### [BRIEF]
Extract the full listing verbatim and drop any pictures from your copy.

[Data entries]

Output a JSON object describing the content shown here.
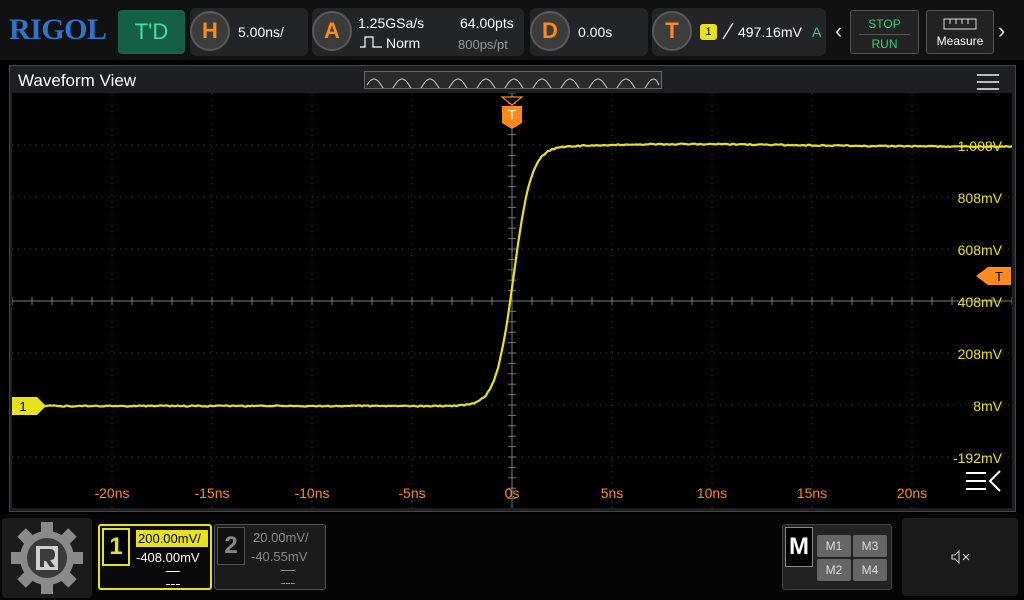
{
  "brand": {
    "logo": "RIGOL"
  },
  "top_bar": {
    "mode_label": "T'D",
    "horizontal": {
      "badge": "H",
      "scale": "5.00ns/"
    },
    "acquire": {
      "badge": "A",
      "sample_rate": "1.25GSa/s",
      "mode": "Norm",
      "points": "64.00pts",
      "interval": "800ps/pt"
    },
    "delay": {
      "badge": "D",
      "value": "0.00s"
    },
    "trigger": {
      "badge": "T",
      "channel": "1",
      "level": "497.16mV",
      "mode": "A"
    },
    "run_control": {
      "stop": "STOP",
      "run": "RUN"
    },
    "measure_label": "Measure"
  },
  "waveform_window": {
    "title": "Waveform View",
    "trigger_marker": "T",
    "right_trigger_marker": "T",
    "channel_marker": "1",
    "y_ticks": [
      "1.008V",
      "808mV",
      "608mV",
      "408mV",
      "208mV",
      "8mV",
      "-192mV"
    ],
    "x_ticks": [
      "-20ns",
      "-15ns",
      "-10ns",
      "-5ns",
      "0s",
      "5ns",
      "10ns",
      "15ns",
      "20ns"
    ]
  },
  "channels": [
    {
      "number": "1",
      "scale": "200.00mV/",
      "offset": "-408.00mV",
      "active": true
    },
    {
      "number": "2",
      "scale": "20.00mV/",
      "offset": "-40.55mV",
      "active": false
    }
  ],
  "math": {
    "label": "M",
    "buttons": [
      "M1",
      "M3",
      "M2",
      "M4"
    ]
  },
  "colors": {
    "ch1": "#e8e21e",
    "ch2": "#888888",
    "accent_orange": "#ff8a1c",
    "logo_blue": "#2f74c8",
    "run_green": "#35d07a",
    "mode_green": "#155f47"
  },
  "icons": {
    "gear": "rigol-gear-icon",
    "sound": "speaker-muted-icon",
    "menu": "hamburger-menu-icon",
    "collapse": "collapse-menu-icon"
  }
}
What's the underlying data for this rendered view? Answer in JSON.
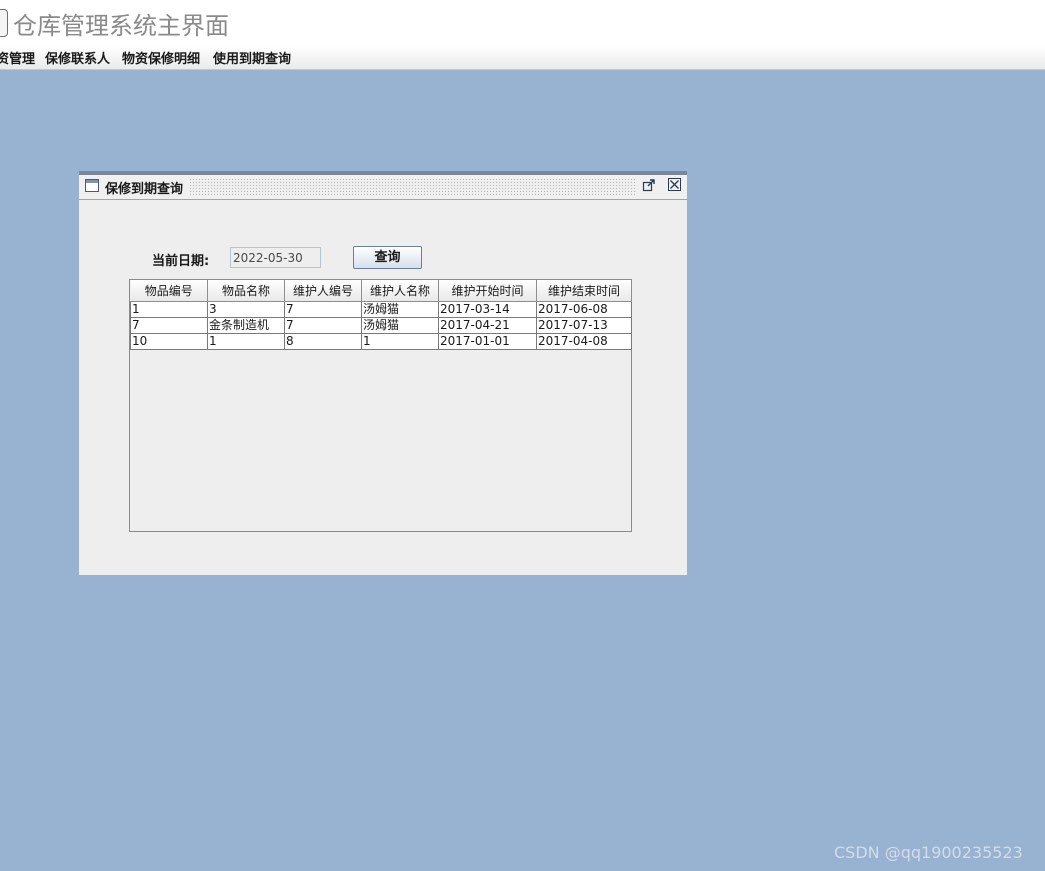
{
  "app": {
    "title": "仓库管理系统主界面"
  },
  "menubar": {
    "items": [
      {
        "label": "资管理"
      },
      {
        "label": "保修联系人"
      },
      {
        "label": "物资保修明细"
      },
      {
        "label": "使用到期查询"
      }
    ]
  },
  "internal_frame": {
    "title": "保修到期查询",
    "date_label": "当前日期:",
    "date_value": "2022-05-30",
    "query_button": "查询"
  },
  "table": {
    "columns": [
      "物品编号",
      "物品名称",
      "维护人编号",
      "维护人名称",
      "维护开始时间",
      "维护结束时间"
    ],
    "rows": [
      [
        "1",
        "3",
        "7",
        "汤姆猫",
        "2017-03-14",
        "2017-06-08"
      ],
      [
        "7",
        "金条制造机",
        "7",
        "汤姆猫",
        "2017-04-21",
        "2017-07-13"
      ],
      [
        "10",
        "1",
        "8",
        "1",
        "2017-01-01",
        "2017-04-08"
      ]
    ]
  },
  "watermark": "CSDN @qq1900235523",
  "colors": {
    "desktop_background": "#98b2d1",
    "frame_background": "#eeeeee"
  }
}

### [RESPONSE FOR THIS EXERCISE]
Output a JSON object describing the content shown here.
{
  "brand": {
    "logo": "RIGOL"
  },
  "top_bar": {
    "mode_label": "T'D",
    "horizontal": {
      "badge": "H",
      "scale": "5.00ns/"
    },
    "acquire": {
      "badge": "A",
      "sample_rate": "1.25GSa/s",
      "mode": "Norm",
      "points": "64.00pts",
      "interval": "800ps/pt"
    },
    "delay": {
      "badge": "D",
      "value": "0.00s"
    },
    "trigger": {
      "badge": "T",
      "channel": "1",
      "level": "497.16mV",
      "mode": "A"
    },
    "run_control": {
      "stop": "STOP",
      "run": "RUN"
    },
    "measure_label": "Measure"
  },
  "waveform_window": {
    "title": "Waveform View",
    "trigger_marker": "T",
    "right_trigger_marker": "T",
    "channel_marker": "1",
    "y_ticks": [
      "1.008V",
      "808mV",
      "608mV",
      "408mV",
      "208mV",
      "8mV",
      "-192mV"
    ],
    "x_ticks": [
      "-20ns",
      "-15ns",
      "-10ns",
      "-5ns",
      "0s",
      "5ns",
      "10ns",
      "15ns",
      "20ns"
    ]
  },
  "channels": [
    {
      "number": "1",
      "scale": "200.00mV/",
      "offset": "-408.00mV",
      "active": true
    },
    {
      "number": "2",
      "scale": "20.00mV/",
      "offset": "-40.55mV",
      "active": false
    }
  ],
  "math": {
    "label": "M",
    "buttons": [
      "M1",
      "M3",
      "M2",
      "M4"
    ]
  },
  "colors": {
    "ch1": "#e8e21e",
    "ch2": "#888888",
    "accent_orange": "#ff8a1c",
    "logo_blue": "#2f74c8",
    "run_green": "#35d07a",
    "mode_green": "#155f47"
  },
  "icons": {
    "gear": "rigol-gear-icon",
    "sound": "speaker-muted-icon",
    "menu": "hamburger-menu-icon",
    "collapse": "collapse-menu-icon"
  }
}
What's the underlying data for this rendered view? Answer in JSON.
{
  "app": {
    "title": "仓库管理系统主界面"
  },
  "menubar": {
    "items": [
      {
        "label": "资管理"
      },
      {
        "label": "保修联系人"
      },
      {
        "label": "物资保修明细"
      },
      {
        "label": "使用到期查询"
      }
    ]
  },
  "internal_frame": {
    "title": "保修到期查询",
    "date_label": "当前日期:",
    "date_value": "2022-05-30",
    "query_button": "查询"
  },
  "table": {
    "columns": [
      "物品编号",
      "物品名称",
      "维护人编号",
      "维护人名称",
      "维护开始时间",
      "维护结束时间"
    ],
    "rows": [
      [
        "1",
        "3",
        "7",
        "汤姆猫",
        "2017-03-14",
        "2017-06-08"
      ],
      [
        "7",
        "金条制造机",
        "7",
        "汤姆猫",
        "2017-04-21",
        "2017-07-13"
      ],
      [
        "10",
        "1",
        "8",
        "1",
        "2017-01-01",
        "2017-04-08"
      ]
    ]
  },
  "watermark": "CSDN @qq1900235523",
  "colors": {
    "desktop_background": "#98b2d1",
    "frame_background": "#eeeeee"
  }
}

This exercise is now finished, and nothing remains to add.